▶ [Task prompt] Copy each line of the data below with the word "Option".

▶ [Supplied information]
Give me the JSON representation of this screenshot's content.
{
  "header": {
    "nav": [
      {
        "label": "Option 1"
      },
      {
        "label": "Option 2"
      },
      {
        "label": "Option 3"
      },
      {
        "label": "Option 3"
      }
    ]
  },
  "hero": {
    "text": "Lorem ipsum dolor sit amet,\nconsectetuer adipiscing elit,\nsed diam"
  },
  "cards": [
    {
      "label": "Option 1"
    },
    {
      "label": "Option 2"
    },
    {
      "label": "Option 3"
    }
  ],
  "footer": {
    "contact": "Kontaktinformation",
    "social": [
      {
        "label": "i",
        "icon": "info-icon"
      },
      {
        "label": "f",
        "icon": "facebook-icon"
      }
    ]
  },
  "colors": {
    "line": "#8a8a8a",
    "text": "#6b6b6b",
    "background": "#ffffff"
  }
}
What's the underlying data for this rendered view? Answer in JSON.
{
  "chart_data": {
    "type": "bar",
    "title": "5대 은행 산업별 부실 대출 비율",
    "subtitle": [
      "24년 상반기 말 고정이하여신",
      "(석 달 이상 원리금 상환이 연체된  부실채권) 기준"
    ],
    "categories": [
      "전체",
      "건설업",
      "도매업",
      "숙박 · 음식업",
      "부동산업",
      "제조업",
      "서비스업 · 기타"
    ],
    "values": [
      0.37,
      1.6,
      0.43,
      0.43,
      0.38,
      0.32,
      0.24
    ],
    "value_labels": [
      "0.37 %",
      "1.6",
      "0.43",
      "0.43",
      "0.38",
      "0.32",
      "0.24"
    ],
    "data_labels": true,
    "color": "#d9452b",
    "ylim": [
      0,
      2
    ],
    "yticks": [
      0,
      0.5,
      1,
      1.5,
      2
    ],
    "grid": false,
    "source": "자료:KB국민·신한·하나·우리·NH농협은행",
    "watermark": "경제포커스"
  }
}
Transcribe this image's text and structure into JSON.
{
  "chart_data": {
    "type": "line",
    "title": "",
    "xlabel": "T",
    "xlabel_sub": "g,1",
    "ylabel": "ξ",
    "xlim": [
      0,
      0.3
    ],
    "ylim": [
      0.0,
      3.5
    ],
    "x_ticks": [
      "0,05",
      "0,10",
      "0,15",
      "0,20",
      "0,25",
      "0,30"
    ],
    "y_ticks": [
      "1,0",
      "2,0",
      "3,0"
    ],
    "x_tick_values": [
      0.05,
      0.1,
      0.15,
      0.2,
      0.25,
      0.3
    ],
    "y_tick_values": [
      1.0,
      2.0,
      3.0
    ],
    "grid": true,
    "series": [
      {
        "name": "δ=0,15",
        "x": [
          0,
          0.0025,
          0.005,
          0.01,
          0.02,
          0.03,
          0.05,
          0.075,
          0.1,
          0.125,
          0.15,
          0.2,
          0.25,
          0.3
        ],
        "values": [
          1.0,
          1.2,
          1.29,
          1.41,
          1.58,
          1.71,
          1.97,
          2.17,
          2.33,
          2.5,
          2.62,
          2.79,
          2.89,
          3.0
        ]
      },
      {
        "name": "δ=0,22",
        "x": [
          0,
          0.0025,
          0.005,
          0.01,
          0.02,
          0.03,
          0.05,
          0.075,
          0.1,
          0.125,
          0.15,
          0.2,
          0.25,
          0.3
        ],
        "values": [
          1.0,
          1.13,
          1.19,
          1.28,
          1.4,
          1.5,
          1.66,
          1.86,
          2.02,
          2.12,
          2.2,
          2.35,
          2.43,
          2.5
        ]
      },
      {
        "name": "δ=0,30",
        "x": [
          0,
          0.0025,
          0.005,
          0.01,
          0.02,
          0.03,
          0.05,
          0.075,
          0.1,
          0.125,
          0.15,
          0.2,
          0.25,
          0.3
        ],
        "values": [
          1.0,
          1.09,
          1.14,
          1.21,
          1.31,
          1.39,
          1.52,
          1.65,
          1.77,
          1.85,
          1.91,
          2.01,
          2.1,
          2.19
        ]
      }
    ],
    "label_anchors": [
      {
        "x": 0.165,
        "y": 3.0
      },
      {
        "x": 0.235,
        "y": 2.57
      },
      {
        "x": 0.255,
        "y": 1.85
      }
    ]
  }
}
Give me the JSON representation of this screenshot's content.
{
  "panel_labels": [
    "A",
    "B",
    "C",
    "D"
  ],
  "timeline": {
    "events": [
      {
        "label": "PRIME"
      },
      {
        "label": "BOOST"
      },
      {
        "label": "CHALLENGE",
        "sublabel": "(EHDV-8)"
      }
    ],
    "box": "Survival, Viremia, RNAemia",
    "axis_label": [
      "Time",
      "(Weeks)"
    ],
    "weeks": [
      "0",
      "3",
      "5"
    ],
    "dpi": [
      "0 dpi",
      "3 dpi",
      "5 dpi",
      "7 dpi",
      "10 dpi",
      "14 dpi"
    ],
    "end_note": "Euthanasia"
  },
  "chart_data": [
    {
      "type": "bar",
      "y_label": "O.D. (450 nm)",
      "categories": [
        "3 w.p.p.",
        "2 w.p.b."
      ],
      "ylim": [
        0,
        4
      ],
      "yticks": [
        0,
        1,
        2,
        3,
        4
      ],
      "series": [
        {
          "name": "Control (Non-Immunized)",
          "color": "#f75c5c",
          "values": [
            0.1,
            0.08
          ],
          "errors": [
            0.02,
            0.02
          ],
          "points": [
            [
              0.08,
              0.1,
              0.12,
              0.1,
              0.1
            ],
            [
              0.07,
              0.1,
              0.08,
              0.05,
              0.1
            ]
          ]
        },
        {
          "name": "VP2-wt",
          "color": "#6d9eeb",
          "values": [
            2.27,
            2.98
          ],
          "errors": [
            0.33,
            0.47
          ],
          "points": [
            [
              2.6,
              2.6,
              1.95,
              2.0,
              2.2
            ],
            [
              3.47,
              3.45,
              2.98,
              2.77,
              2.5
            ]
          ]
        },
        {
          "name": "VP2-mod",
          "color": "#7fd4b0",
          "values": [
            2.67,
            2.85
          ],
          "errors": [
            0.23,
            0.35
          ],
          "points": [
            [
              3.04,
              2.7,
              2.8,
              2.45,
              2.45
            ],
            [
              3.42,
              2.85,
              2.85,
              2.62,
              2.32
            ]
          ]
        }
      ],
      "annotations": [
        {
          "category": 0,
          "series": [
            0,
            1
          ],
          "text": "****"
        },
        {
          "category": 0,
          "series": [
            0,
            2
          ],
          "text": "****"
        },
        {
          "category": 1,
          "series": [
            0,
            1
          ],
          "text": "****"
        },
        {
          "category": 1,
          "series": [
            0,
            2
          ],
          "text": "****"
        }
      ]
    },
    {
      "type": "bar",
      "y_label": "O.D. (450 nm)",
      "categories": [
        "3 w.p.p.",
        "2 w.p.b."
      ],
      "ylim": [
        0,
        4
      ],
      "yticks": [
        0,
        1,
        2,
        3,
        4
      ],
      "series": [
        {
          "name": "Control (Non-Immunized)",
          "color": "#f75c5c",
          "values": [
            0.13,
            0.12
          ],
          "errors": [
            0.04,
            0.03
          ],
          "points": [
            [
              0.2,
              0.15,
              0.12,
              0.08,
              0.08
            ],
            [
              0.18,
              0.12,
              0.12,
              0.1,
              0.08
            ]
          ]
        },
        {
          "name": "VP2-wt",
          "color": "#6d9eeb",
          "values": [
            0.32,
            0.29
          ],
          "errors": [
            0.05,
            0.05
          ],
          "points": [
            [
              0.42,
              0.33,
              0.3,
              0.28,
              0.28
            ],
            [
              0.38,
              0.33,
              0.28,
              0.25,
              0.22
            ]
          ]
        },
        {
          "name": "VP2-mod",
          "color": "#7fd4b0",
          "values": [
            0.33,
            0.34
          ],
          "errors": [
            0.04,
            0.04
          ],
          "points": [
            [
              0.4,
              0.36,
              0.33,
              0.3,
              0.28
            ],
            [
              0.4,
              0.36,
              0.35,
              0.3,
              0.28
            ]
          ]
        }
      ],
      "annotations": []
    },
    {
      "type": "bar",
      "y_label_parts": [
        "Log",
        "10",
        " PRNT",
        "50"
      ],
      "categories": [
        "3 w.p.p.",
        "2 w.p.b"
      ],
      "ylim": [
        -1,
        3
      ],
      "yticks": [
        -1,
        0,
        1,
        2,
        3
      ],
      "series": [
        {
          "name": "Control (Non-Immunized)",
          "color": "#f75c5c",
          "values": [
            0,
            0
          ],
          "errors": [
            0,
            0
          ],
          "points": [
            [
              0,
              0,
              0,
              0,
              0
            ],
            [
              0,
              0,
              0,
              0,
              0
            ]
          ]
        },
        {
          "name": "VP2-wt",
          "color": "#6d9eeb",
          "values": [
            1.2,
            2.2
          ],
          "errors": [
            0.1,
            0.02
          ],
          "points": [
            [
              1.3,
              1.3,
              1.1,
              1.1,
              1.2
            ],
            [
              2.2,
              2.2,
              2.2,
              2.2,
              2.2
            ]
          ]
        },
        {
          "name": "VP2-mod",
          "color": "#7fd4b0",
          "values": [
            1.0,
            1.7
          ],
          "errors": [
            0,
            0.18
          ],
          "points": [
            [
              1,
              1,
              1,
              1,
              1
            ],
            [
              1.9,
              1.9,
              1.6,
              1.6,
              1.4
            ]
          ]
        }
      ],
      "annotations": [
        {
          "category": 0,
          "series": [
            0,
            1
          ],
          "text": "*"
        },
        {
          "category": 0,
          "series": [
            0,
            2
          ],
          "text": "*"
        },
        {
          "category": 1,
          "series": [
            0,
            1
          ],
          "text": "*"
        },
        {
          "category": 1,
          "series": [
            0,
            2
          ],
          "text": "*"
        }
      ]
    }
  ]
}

▶ [Written solution]
        "label": "Option 1"
        "label": "Option 2"
        "label": "Option 3"
        "label": "Option 3"
      "label": "Option 1"
      "label": "Option 2"
      "label": "Option 3"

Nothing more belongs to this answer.